*To do*. Check every line below for the word "link" and give only the number of lines where it appears.

*Material for the task*.
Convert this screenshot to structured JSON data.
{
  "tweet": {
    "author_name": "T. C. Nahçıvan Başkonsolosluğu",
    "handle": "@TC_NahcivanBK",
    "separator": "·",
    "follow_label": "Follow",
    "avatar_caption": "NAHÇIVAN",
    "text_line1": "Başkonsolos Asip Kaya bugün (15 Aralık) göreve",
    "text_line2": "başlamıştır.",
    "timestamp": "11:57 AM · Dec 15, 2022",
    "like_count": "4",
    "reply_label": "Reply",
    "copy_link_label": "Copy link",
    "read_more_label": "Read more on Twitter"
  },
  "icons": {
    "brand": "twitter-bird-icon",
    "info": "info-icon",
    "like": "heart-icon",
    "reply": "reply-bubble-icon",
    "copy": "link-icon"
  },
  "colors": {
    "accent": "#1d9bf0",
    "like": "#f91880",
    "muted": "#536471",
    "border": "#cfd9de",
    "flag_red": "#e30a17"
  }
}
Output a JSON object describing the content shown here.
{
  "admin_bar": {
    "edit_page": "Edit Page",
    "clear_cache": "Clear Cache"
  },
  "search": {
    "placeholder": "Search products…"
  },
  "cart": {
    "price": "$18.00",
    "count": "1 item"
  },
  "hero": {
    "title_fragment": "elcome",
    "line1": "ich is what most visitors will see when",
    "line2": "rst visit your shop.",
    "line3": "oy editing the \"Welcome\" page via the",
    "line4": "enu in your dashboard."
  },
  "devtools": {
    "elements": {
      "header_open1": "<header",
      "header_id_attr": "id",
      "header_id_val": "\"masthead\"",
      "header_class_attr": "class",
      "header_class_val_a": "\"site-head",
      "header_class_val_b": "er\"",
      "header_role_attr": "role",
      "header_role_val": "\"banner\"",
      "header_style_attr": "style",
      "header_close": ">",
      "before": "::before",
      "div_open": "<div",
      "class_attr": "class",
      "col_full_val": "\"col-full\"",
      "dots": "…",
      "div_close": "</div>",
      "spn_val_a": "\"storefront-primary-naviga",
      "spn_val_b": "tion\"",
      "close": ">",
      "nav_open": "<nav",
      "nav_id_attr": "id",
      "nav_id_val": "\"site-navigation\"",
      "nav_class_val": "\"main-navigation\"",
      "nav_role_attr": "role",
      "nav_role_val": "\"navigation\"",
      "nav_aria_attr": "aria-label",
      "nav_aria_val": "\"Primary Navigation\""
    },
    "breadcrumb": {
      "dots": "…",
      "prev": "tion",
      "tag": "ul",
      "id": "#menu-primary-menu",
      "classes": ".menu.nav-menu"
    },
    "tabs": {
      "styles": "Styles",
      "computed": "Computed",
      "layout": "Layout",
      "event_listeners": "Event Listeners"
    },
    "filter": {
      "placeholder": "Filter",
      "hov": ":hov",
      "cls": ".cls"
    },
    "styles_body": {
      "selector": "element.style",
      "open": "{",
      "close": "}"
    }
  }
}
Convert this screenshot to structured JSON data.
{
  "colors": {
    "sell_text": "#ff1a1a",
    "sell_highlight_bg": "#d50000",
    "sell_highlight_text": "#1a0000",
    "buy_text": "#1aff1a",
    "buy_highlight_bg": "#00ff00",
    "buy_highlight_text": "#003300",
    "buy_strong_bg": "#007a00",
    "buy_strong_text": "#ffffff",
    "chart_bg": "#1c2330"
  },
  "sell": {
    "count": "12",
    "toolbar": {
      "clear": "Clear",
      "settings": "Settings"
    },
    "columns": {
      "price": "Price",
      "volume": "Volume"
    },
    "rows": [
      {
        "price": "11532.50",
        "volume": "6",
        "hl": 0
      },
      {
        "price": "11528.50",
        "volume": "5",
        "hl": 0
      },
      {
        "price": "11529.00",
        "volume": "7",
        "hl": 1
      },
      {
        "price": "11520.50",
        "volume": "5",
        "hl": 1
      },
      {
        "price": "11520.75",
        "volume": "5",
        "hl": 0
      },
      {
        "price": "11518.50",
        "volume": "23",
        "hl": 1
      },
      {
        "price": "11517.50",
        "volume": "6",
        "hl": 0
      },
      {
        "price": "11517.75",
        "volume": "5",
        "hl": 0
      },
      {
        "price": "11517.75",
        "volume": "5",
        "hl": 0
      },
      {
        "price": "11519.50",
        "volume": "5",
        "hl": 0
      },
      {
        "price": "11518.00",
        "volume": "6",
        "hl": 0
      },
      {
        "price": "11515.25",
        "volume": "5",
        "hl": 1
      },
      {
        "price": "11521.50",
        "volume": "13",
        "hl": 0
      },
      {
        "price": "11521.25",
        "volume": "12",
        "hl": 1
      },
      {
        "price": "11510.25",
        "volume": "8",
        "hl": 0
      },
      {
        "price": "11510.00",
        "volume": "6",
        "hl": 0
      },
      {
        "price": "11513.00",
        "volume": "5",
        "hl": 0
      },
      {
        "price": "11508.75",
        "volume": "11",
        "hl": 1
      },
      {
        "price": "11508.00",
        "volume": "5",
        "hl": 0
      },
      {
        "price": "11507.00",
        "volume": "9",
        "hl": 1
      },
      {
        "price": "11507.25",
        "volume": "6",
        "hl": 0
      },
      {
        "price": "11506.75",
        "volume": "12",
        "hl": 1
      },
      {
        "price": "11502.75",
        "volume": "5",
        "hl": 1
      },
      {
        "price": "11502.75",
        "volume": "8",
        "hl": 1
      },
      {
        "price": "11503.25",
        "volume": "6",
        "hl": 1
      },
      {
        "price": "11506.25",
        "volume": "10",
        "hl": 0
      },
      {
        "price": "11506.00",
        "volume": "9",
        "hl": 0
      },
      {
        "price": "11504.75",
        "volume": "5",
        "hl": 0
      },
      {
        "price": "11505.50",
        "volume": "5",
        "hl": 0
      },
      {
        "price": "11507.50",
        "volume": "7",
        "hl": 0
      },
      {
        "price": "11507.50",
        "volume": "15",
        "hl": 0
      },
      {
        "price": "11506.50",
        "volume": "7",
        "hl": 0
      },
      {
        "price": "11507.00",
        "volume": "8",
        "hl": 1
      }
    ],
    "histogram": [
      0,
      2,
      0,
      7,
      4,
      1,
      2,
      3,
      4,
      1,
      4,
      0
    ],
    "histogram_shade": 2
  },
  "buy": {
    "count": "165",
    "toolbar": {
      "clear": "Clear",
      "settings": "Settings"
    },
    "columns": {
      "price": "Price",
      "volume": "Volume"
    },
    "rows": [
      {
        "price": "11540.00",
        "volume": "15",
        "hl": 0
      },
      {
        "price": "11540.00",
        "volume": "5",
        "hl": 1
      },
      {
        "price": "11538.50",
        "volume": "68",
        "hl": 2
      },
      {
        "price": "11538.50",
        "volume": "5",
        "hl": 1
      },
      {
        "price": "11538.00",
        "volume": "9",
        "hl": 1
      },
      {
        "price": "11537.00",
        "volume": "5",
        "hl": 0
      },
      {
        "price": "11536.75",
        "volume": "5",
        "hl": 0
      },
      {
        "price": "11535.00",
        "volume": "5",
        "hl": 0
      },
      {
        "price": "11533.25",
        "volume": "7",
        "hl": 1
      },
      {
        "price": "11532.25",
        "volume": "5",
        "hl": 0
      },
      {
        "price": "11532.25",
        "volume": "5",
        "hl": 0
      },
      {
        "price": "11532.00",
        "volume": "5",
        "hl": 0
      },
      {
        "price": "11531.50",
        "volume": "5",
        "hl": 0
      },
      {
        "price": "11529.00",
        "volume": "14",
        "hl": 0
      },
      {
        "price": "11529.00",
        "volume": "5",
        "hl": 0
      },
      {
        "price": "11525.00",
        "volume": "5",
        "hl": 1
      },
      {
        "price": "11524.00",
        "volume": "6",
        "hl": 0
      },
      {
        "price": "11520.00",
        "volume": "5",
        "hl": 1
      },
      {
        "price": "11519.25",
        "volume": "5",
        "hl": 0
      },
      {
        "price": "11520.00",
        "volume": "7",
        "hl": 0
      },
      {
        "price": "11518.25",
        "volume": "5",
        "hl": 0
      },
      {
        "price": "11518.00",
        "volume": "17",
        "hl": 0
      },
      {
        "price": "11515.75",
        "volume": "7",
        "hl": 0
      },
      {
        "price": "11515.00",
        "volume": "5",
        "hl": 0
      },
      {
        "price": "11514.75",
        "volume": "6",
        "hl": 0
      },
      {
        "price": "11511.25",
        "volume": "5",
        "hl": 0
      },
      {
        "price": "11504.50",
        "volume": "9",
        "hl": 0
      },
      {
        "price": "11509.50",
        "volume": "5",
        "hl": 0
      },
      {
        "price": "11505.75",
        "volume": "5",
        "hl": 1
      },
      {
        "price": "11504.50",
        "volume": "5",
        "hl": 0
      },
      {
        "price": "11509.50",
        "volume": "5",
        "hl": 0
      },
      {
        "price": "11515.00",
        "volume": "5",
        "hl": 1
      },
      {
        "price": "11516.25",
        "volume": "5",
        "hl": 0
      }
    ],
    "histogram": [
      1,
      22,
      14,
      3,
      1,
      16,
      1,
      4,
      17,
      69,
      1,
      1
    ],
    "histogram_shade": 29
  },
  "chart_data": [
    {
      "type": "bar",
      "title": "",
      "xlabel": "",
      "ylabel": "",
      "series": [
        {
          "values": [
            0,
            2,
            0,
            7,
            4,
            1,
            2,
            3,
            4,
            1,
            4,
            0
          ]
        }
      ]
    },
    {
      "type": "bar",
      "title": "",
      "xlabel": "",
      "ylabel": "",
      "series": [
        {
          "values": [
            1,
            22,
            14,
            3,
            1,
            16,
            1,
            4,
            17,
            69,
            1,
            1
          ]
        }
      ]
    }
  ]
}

*Task answer*. 2